(Recorded data)
** start **

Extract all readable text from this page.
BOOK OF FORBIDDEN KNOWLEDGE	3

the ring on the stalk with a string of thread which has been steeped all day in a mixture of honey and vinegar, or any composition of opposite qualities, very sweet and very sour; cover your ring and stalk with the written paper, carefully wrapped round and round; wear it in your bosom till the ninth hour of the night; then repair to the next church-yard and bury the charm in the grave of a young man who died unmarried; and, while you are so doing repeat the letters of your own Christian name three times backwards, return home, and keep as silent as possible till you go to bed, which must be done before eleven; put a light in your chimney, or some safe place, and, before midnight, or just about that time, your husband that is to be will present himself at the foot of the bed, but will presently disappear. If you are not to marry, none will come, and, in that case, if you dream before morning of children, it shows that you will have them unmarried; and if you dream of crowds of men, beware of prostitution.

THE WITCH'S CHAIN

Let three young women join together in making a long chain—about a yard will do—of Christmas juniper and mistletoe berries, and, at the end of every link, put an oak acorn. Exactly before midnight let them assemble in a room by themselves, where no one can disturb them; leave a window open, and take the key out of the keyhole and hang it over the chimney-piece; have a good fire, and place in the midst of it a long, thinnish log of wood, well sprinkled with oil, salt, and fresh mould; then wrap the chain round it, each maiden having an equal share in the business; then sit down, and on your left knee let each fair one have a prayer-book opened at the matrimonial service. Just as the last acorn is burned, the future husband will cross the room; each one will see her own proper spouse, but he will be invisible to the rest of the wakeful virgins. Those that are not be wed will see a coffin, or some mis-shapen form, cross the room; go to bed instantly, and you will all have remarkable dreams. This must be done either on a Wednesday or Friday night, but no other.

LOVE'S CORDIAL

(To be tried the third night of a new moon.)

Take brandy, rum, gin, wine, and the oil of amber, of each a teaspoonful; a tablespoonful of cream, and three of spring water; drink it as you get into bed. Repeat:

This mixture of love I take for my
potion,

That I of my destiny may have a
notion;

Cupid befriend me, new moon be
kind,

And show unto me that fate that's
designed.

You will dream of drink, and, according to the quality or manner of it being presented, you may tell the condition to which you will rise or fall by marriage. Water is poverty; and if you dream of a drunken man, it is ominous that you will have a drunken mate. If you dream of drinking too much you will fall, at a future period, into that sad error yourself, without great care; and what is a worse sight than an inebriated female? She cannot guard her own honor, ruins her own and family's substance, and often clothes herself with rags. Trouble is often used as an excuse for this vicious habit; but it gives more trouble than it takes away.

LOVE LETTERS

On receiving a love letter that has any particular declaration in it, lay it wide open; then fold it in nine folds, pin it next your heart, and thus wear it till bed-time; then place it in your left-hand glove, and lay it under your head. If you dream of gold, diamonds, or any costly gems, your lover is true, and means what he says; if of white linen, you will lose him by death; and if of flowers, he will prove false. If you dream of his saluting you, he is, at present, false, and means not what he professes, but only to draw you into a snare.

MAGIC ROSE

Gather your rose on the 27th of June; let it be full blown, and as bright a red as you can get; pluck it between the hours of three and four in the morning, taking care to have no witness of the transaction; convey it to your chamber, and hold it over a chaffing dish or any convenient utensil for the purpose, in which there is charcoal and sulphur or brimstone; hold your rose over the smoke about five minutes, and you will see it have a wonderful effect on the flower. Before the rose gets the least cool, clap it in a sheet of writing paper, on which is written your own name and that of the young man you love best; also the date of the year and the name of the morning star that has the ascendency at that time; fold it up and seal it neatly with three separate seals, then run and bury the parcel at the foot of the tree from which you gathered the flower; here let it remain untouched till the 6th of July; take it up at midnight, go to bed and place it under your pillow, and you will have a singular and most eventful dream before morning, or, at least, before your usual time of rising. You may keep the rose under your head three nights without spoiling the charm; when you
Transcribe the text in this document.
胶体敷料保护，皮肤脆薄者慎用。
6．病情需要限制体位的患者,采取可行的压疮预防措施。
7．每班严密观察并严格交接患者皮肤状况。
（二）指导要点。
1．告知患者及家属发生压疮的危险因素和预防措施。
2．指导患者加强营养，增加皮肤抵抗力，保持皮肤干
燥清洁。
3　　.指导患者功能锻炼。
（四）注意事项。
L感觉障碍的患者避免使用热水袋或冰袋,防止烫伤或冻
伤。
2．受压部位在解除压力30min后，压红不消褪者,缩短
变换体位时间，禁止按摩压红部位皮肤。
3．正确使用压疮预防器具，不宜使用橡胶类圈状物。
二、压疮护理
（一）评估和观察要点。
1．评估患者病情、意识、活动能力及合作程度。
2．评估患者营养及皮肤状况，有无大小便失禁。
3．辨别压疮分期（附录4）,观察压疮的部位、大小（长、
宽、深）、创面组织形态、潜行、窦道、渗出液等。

** end **

■ Description of the task: Tell how many lines in the material contain the word "moon". Only the number is wanted.

■ Completed task: 2